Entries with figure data
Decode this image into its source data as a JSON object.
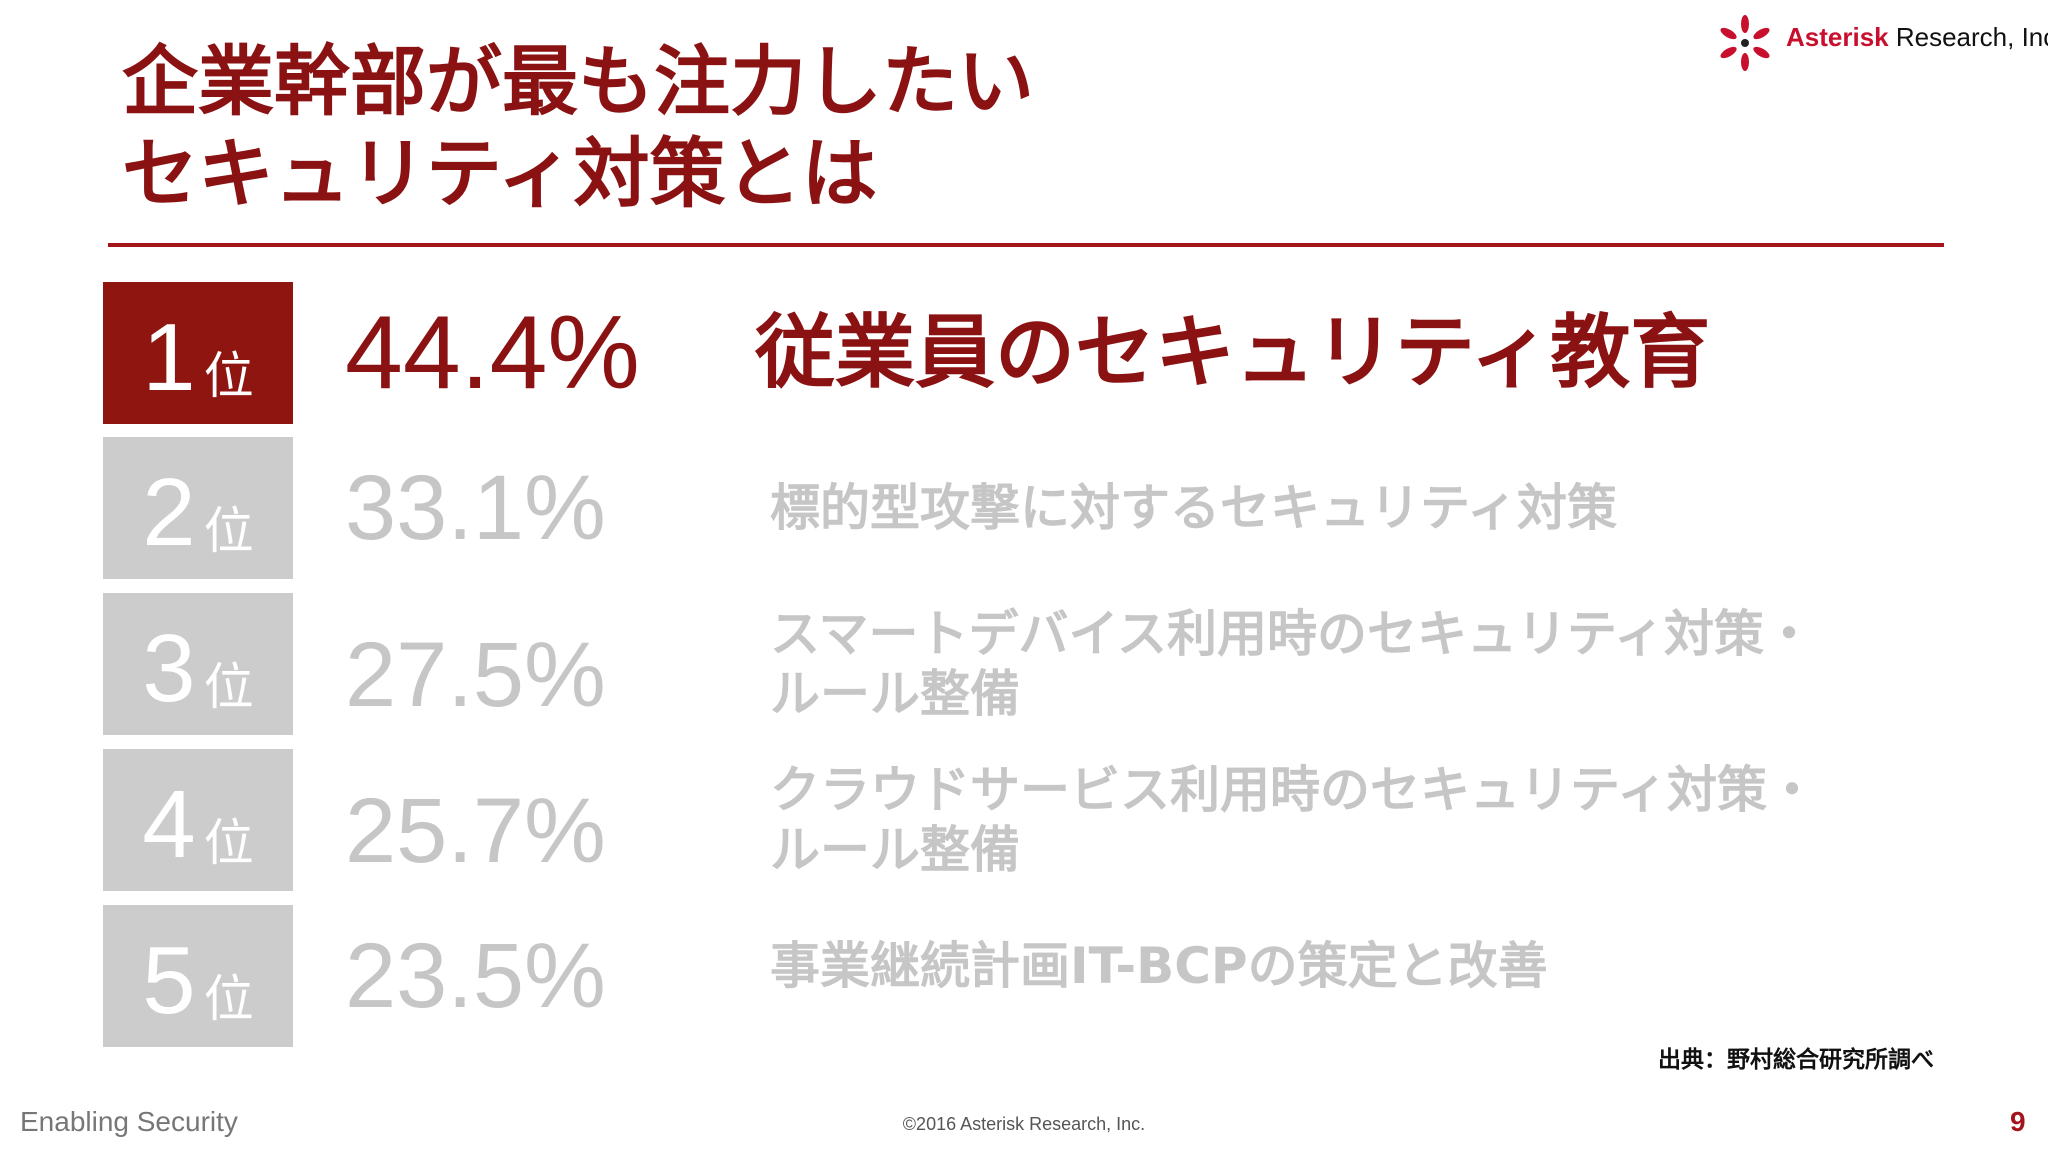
{
  "title": {
    "line1": "企業幹部が最も注力したい",
    "line2": "セキュリティ対策とは"
  },
  "logo": {
    "brand": "Asterisk",
    "rest": " Research, Inc."
  },
  "ranking": [
    {
      "rank": "1",
      "unit": "位",
      "percent": "44.4%",
      "lines": [
        "従業員のセキュリティ教育"
      ]
    },
    {
      "rank": "2",
      "unit": "位",
      "percent": "33.1%",
      "lines": [
        "標的型攻撃に対するセキュリティ対策"
      ]
    },
    {
      "rank": "3",
      "unit": "位",
      "percent": "27.5%",
      "lines": [
        "スマートデバイス利用時のセキュリティ対策・",
        "ルール整備"
      ]
    },
    {
      "rank": "4",
      "unit": "位",
      "percent": "25.7%",
      "lines": [
        "クラウドサービス利用時のセキュリティ対策・",
        "ルール整備"
      ]
    },
    {
      "rank": "5",
      "unit": "位",
      "percent": "23.5%",
      "lines": [
        "事業継続計画IT-BCPの策定と改善"
      ]
    }
  ],
  "source": "出典：野村総合研究所調べ",
  "footer": {
    "left": "Enabling Security",
    "center": "©2016 Asterisk Research, Inc.",
    "page": "9"
  },
  "colors": {
    "accent": "#8b1212",
    "inactive_box": "#cccccc",
    "inactive_text": "#c6c6c6"
  }
}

=== What you have to do ===
Set each line of the records down exactly, leaving every picture out.

=== Final result ===
Decode this image into its source data as a JSON object.
{
  "title": {
    "line1": "企業幹部が最も注力したい",
    "line2": "セキュリティ対策とは"
  },
  "logo": {
    "brand": "Asterisk",
    "rest": " Research, Inc."
  },
  "ranking": [
    {
      "rank": "1",
      "unit": "位",
      "percent": "44.4%",
      "lines": [
        "従業員のセキュリティ教育"
      ]
    },
    {
      "rank": "2",
      "unit": "位",
      "percent": "33.1%",
      "lines": [
        "標的型攻撃に対するセキュリティ対策"
      ]
    },
    {
      "rank": "3",
      "unit": "位",
      "percent": "27.5%",
      "lines": [
        "スマートデバイス利用時のセキュリティ対策・",
        "ルール整備"
      ]
    },
    {
      "rank": "4",
      "unit": "位",
      "percent": "25.7%",
      "lines": [
        "クラウドサービス利用時のセキュリティ対策・",
        "ルール整備"
      ]
    },
    {
      "rank": "5",
      "unit": "位",
      "percent": "23.5%",
      "lines": [
        "事業継続計画IT-BCPの策定と改善"
      ]
    }
  ],
  "source": "出典：野村総合研究所調べ",
  "footer": {
    "left": "Enabling Security",
    "center": "©2016 Asterisk Research, Inc.",
    "page": "9"
  },
  "colors": {
    "accent": "#8b1212",
    "inactive_box": "#cccccc",
    "inactive_text": "#c6c6c6"
  }
}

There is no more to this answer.